AIM
Which lines contain the string "Österreich"? Please list every one of them.

PROVIDED MATERIAL

_____

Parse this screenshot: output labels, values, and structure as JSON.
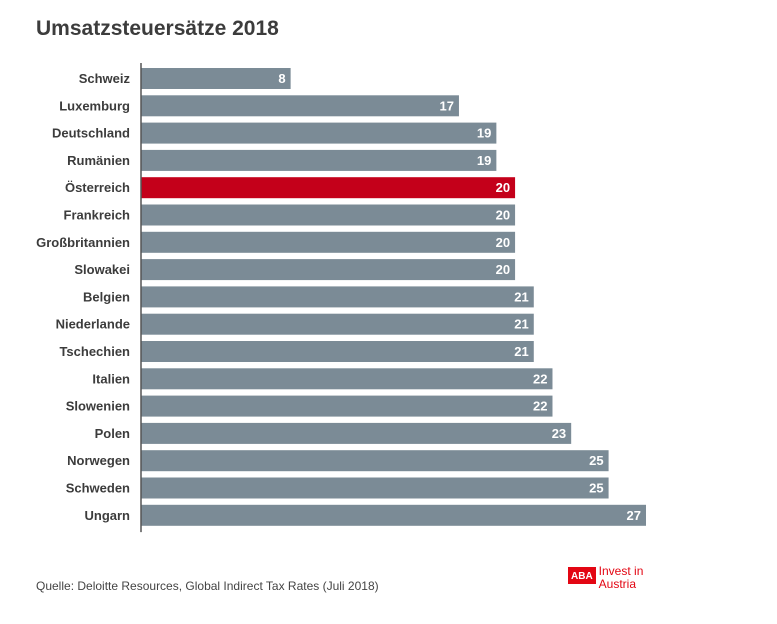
{
  "title": "Umsatzsteuersätze 2018",
  "source": "Quelle: Deloitte Resources, Global Indirect Tax Rates (Juli 2018)",
  "logo": {
    "mark": "ABA",
    "line1": "Invest in",
    "line2": "Austria"
  },
  "colors": {
    "bar": "#7b8b96",
    "highlight": "#c4001a",
    "label": "#3c3c3c",
    "value": "#ffffff",
    "axis": "#555555"
  },
  "chart_data": {
    "type": "bar",
    "orientation": "horizontal",
    "categories": [
      "Schweiz",
      "Luxemburg",
      "Deutschland",
      "Rumänien",
      "Österreich",
      "Frankreich",
      "Großbritannien",
      "Slowakei",
      "Belgien",
      "Niederlande",
      "Tschechien",
      "Italien",
      "Slowenien",
      "Polen",
      "Norwegen",
      "Schweden",
      "Ungarn"
    ],
    "values": [
      8,
      17,
      19,
      19,
      20,
      20,
      20,
      20,
      21,
      21,
      21,
      22,
      22,
      23,
      25,
      25,
      27
    ],
    "highlight_category": "Österreich",
    "xlim": [
      0,
      27
    ],
    "grid": false,
    "legend": "none"
  }
}
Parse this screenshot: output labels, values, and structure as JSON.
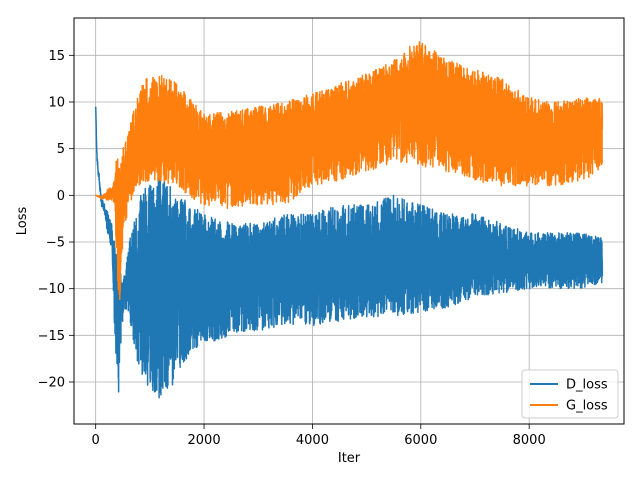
{
  "chart_data": {
    "type": "line",
    "title": "",
    "xlabel": "Iter",
    "ylabel": "Loss",
    "xlim": [
      -400,
      9750
    ],
    "ylim": [
      -24.5,
      19
    ],
    "xticks": [
      0,
      2000,
      4000,
      6000,
      8000
    ],
    "yticks": [
      -20,
      -15,
      -10,
      -5,
      0,
      5,
      10,
      15
    ],
    "grid": true,
    "legend_position": "lower-right",
    "n_points": 9370,
    "series": [
      {
        "name": "D_loss",
        "color": "#1f77b4",
        "envelope": {
          "x": [
            0,
            20,
            100,
            200,
            300,
            350,
            420,
            480,
            550,
            650,
            800,
            1000,
            1250,
            1500,
            1800,
            2000,
            2500,
            3000,
            3500,
            4000,
            4500,
            5000,
            5500,
            6000,
            6500,
            7000,
            7500,
            8000,
            8500,
            9000,
            9350
          ],
          "upper": [
            9.5,
            5.0,
            0.5,
            -1.5,
            -3.0,
            -5.0,
            -7.0,
            -9.0,
            -8.0,
            -4.0,
            0.0,
            2.0,
            2.0,
            0.0,
            -1.0,
            -2.0,
            -3.0,
            -3.0,
            -2.0,
            -2.0,
            -1.0,
            -1.0,
            0.0,
            -1.0,
            -2.0,
            -2.0,
            -3.0,
            -4.0,
            -4.0,
            -4.0,
            -4.5
          ],
          "lower": [
            9.5,
            3.0,
            -1.5,
            -3.5,
            -6.0,
            -15.0,
            -21.5,
            -14.0,
            -12.0,
            -14.0,
            -19.0,
            -21.0,
            -22.0,
            -19.5,
            -16.5,
            -16.0,
            -15.0,
            -14.5,
            -14.0,
            -14.0,
            -13.5,
            -13.0,
            -13.0,
            -12.5,
            -12.0,
            -11.0,
            -10.5,
            -10.0,
            -10.0,
            -10.0,
            -9.5
          ],
          "mid": [
            9.5,
            4.0,
            -0.5,
            -2.5,
            -4.5,
            -10.0,
            -14.0,
            -11.0,
            -10.0,
            -9.0,
            -9.5,
            -10.0,
            -10.5,
            -10.0,
            -9.5,
            -9.5,
            -9.0,
            -8.5,
            -8.0,
            -8.0,
            -7.5,
            -7.0,
            -6.5,
            -6.5,
            -7.0,
            -6.5,
            -6.5,
            -7.0,
            -7.0,
            -7.0,
            -7.0
          ]
        }
      },
      {
        "name": "G_loss",
        "color": "#ff7f0e",
        "envelope": {
          "x": [
            0,
            100,
            200,
            300,
            350,
            400,
            450,
            500,
            600,
            700,
            800,
            900,
            1000,
            1200,
            1500,
            1800,
            2000,
            2500,
            3000,
            3500,
            4000,
            4500,
            5000,
            5500,
            5800,
            6000,
            6500,
            7000,
            7500,
            8000,
            8500,
            9000,
            9350
          ],
          "upper": [
            0.0,
            0.0,
            0.5,
            1.0,
            2.0,
            5.0,
            3.0,
            5.0,
            7.0,
            9.0,
            11.0,
            12.5,
            12.5,
            13.0,
            12.0,
            10.0,
            9.0,
            9.0,
            9.5,
            10.0,
            11.0,
            12.0,
            13.0,
            14.5,
            16.0,
            16.5,
            14.5,
            13.5,
            12.5,
            10.5,
            10.0,
            10.5,
            10.5
          ],
          "lower": [
            0.0,
            -0.5,
            -0.5,
            -0.5,
            -1.0,
            -9.0,
            -12.0,
            -5.0,
            -2.0,
            0.0,
            1.0,
            1.5,
            1.5,
            1.5,
            1.0,
            -0.5,
            -1.0,
            -1.5,
            -1.0,
            -1.0,
            1.0,
            1.5,
            2.5,
            3.5,
            3.5,
            3.0,
            2.5,
            1.5,
            1.0,
            1.0,
            1.0,
            1.5,
            3.0
          ],
          "mid": [
            0.0,
            -0.2,
            0.0,
            0.3,
            0.5,
            -2.0,
            -5.0,
            0.0,
            2.5,
            4.5,
            6.0,
            6.5,
            6.5,
            7.0,
            6.0,
            5.0,
            4.5,
            4.5,
            5.0,
            5.5,
            6.5,
            7.5,
            8.5,
            9.5,
            10.5,
            10.5,
            9.0,
            8.0,
            7.0,
            6.0,
            6.0,
            6.5,
            7.0
          ]
        }
      }
    ]
  }
}
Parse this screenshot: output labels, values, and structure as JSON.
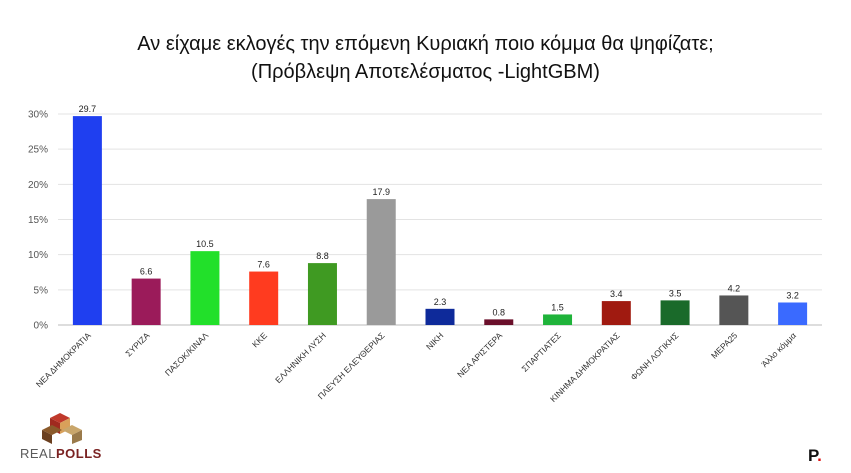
{
  "title_lines": [
    "Αν είχαμε εκλογές την επόμενη Κυριακή ποιο κόμμα θα ψηφίζατε;",
    "(Πρόβλεψη Αποτελέσματος -LightGBM)"
  ],
  "chart_data": {
    "type": "bar",
    "categories": [
      "ΝΕΑ ΔΗΜΟΚΡΑΤΙΑ",
      "ΣΥΡΙΖΑ",
      "ΠΑΣΟΚ/ΚΙΝΑΛ",
      "ΚΚΕ",
      "ΕΛΛΗΝΙΚΗ ΛΥΣΗ",
      "ΠΛΕΥΣΗ ΕΛΕΥΘΕΡΙΑΣ",
      "ΝΙΚΗ",
      "ΝΕΑ ΑΡΙΣΤΕΡΑ",
      "ΣΠΑΡΤΙΑΤΕΣ",
      "ΚΙΝΗΜΑ ΔΗΜΟΚΡΑΤΙΑΣ",
      "ΦΩΝΗ ΛΟΓΙΚΗΣ",
      "ΜΕΡΑ25",
      "Άλλο κόμμα"
    ],
    "values": [
      29.7,
      6.6,
      10.5,
      7.6,
      8.8,
      17.9,
      2.3,
      0.8,
      1.5,
      3.4,
      3.5,
      4.2,
      3.2
    ],
    "value_labels": [
      "29.7",
      "6.6",
      "10.5",
      "7.6",
      "8.8",
      "17.9",
      "2.3",
      "0.8",
      "1.5",
      "3.4",
      "3.5",
      "4.2",
      "3.2"
    ],
    "colors": [
      "#1f3ff0",
      "#9b1b5a",
      "#22e02a",
      "#ff3b1f",
      "#3f9a22",
      "#9a9a9a",
      "#0e2a9a",
      "#6a0f2a",
      "#1fb33a",
      "#a01a10",
      "#1a6a2a",
      "#555555",
      "#3a6aff"
    ],
    "ylim": [
      0,
      30
    ],
    "yticks": [
      0,
      5,
      10,
      15,
      20,
      25,
      30
    ],
    "ytick_labels": [
      "0%",
      "5%",
      "10%",
      "15%",
      "20%",
      "25%",
      "30%"
    ],
    "grid": true
  },
  "logos": {
    "realpolls_a": "REAL",
    "realpolls_b": "POLLS",
    "p_letter": "P",
    "p_dot": "."
  }
}
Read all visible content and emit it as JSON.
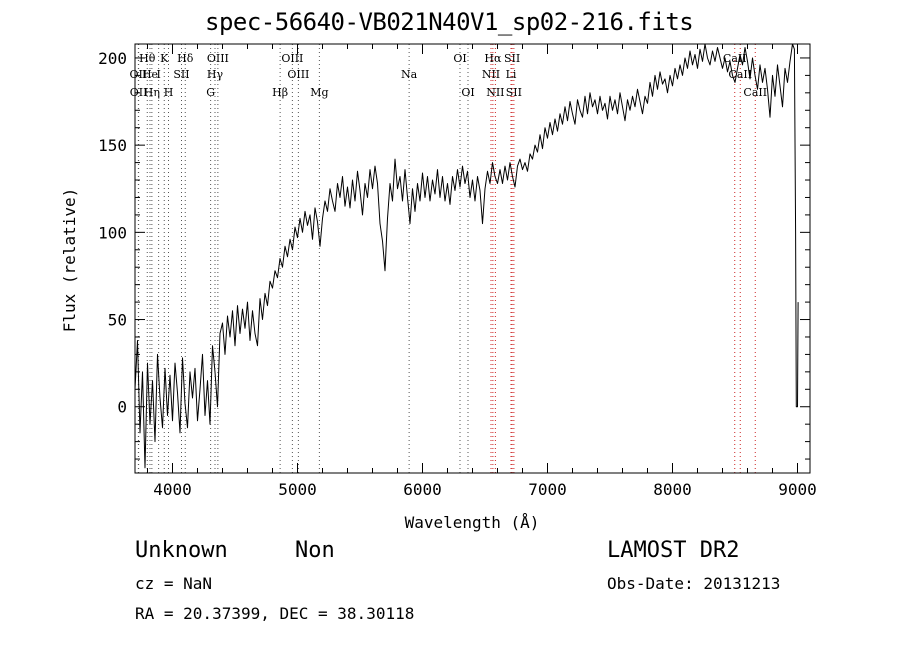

_____

TASK OUTPUT
      "Österreich",
    "highlight_category": "Österreich",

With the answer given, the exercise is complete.